[YOUR TASK]:
Can you find the lines of the listing that include "Ortiz" and copy every one?

[DATASET RECORDS]:
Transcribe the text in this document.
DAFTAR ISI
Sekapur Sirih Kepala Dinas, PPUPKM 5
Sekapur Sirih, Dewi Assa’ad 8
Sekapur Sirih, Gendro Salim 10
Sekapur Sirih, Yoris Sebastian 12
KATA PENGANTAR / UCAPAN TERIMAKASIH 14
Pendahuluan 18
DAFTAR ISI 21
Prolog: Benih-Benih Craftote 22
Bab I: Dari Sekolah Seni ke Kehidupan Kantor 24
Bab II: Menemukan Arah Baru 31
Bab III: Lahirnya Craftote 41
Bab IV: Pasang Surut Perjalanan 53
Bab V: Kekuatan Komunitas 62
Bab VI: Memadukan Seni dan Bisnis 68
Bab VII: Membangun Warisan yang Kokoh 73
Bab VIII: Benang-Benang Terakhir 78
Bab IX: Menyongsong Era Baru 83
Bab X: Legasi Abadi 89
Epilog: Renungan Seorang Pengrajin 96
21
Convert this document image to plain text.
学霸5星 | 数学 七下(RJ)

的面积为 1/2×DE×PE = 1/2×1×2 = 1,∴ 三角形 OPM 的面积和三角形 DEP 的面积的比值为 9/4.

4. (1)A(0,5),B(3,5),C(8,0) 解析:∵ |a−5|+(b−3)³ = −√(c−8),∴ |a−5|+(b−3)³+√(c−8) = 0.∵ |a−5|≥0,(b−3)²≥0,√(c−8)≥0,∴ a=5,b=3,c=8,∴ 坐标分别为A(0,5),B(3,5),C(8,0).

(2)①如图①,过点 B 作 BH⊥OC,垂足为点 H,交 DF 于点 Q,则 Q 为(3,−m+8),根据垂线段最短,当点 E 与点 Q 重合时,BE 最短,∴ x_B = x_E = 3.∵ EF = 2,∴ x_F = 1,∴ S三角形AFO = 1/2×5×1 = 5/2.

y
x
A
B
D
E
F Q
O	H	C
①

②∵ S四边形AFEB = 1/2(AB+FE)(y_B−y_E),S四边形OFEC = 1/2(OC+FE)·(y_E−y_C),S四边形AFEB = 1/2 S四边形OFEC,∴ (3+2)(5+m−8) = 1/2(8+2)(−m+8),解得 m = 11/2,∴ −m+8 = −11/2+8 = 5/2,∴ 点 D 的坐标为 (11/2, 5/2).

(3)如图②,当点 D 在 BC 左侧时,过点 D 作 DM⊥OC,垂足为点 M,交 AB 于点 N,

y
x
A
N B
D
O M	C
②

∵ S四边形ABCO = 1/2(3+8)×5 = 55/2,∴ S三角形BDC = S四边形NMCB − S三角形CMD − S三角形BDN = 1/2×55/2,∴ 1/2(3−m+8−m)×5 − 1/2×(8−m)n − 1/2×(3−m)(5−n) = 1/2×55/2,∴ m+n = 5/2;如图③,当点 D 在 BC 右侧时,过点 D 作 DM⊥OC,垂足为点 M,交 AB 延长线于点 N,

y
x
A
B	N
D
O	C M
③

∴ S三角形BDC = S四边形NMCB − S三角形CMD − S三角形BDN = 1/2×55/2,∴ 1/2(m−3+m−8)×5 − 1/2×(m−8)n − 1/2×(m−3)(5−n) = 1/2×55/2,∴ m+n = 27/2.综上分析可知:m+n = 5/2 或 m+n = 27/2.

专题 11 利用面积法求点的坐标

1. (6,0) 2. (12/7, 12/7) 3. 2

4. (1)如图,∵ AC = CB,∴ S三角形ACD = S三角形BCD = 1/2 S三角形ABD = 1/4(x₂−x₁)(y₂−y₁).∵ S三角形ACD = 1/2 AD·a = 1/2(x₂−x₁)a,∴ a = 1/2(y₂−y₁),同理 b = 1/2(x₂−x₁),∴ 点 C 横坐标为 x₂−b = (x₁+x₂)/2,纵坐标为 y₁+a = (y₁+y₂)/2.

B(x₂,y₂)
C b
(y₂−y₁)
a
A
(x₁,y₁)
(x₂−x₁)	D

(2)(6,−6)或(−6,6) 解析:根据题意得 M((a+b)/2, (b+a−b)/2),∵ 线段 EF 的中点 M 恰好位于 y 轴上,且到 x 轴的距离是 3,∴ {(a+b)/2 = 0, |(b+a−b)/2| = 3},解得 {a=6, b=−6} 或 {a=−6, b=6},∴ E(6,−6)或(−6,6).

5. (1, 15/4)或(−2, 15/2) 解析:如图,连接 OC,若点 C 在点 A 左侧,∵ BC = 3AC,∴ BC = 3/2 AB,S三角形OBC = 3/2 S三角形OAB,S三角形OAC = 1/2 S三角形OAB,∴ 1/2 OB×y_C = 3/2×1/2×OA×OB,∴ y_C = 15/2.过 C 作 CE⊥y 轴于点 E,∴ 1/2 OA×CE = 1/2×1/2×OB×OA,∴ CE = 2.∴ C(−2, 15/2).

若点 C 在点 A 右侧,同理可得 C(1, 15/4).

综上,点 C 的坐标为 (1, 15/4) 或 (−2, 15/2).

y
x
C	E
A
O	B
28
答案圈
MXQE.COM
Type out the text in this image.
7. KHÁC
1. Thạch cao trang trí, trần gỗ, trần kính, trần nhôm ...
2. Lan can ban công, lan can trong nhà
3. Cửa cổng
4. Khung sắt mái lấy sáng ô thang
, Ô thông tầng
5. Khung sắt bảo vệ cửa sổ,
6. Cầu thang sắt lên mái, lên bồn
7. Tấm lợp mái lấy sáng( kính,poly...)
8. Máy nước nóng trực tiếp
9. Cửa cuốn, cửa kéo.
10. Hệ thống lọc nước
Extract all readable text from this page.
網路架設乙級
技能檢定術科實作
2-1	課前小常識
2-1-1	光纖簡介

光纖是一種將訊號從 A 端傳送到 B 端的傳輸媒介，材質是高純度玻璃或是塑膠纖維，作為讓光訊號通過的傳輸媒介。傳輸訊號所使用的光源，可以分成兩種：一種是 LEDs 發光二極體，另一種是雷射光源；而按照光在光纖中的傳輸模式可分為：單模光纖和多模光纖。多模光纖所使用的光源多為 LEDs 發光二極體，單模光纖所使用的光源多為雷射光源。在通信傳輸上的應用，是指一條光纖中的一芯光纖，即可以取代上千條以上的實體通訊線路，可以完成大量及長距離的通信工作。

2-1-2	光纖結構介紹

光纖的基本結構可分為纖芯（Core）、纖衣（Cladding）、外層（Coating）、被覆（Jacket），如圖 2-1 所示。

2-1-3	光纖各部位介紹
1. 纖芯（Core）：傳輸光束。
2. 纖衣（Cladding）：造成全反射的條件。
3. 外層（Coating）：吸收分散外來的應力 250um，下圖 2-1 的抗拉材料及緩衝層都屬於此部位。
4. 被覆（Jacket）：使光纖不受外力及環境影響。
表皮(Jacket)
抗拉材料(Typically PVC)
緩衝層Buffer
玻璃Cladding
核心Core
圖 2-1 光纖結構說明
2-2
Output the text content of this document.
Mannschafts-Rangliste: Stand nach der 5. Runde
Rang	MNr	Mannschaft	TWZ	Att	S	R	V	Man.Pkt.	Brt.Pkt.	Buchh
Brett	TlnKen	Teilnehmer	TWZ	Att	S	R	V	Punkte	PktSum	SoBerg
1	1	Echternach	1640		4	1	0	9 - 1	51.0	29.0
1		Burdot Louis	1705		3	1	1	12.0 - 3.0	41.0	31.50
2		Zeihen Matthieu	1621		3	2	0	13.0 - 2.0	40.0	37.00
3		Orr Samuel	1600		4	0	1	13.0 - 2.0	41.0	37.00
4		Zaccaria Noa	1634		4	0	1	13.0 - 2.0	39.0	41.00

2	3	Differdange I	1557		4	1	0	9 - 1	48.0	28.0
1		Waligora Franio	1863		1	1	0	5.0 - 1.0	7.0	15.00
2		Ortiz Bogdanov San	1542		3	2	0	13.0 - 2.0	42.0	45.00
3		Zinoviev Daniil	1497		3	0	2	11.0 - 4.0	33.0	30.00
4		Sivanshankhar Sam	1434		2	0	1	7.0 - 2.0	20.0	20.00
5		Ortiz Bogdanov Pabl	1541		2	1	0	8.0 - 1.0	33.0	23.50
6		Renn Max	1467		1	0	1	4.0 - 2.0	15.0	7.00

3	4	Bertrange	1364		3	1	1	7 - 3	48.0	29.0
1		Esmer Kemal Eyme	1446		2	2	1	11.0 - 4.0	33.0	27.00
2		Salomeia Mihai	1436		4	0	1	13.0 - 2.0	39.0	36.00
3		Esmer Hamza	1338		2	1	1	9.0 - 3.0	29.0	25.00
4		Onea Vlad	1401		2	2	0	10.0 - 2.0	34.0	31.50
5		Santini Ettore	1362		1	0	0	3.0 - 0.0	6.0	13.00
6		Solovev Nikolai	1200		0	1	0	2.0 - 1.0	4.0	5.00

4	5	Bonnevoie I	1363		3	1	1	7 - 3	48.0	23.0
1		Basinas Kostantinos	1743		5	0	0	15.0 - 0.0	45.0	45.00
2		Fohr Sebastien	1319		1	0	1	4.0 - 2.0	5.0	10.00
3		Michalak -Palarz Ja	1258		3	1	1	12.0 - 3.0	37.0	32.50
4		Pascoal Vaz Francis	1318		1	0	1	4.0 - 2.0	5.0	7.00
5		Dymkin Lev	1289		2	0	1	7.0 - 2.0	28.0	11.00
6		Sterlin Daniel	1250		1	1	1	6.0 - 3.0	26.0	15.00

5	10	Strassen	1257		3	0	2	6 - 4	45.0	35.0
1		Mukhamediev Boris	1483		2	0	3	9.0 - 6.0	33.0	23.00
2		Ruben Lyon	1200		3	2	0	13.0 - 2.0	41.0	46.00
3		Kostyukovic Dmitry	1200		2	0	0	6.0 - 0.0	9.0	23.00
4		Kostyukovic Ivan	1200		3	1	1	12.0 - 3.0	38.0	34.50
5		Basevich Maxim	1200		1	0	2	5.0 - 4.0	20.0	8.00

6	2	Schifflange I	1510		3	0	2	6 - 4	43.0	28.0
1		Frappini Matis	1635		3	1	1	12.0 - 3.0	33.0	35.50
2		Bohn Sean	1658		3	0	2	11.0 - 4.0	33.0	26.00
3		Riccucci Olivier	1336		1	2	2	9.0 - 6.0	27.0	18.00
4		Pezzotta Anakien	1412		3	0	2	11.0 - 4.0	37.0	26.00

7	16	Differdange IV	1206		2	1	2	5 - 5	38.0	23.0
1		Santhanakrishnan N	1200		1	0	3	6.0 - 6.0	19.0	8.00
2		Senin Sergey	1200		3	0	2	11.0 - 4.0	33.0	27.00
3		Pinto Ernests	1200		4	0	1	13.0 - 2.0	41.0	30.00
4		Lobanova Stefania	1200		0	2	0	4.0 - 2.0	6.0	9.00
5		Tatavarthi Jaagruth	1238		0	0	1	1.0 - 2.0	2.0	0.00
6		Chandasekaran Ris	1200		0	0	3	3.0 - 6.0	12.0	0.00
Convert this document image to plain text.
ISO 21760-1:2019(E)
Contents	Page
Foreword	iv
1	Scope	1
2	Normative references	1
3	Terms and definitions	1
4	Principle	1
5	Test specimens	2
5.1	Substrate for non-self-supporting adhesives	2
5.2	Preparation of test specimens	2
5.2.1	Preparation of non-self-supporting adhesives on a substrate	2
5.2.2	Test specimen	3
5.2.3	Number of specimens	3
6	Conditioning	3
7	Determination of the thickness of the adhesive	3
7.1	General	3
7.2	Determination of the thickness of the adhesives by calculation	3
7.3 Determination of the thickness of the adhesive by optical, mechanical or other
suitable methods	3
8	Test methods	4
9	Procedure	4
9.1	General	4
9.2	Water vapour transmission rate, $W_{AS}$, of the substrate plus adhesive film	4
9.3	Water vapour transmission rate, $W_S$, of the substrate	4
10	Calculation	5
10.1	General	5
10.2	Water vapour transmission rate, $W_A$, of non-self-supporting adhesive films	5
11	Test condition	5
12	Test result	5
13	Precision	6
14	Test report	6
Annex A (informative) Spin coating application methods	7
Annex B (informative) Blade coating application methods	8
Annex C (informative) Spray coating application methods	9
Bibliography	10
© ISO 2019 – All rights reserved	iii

[EXERCISE SOLUTION]:
2		Ortiz Bogdanov San	1542		3	2	0	13.0 - 2.0	42.0	45.00
5		Ortiz Bogdanov Pabl	1541		2	1	0	8.0 - 1.0	33.0	23.50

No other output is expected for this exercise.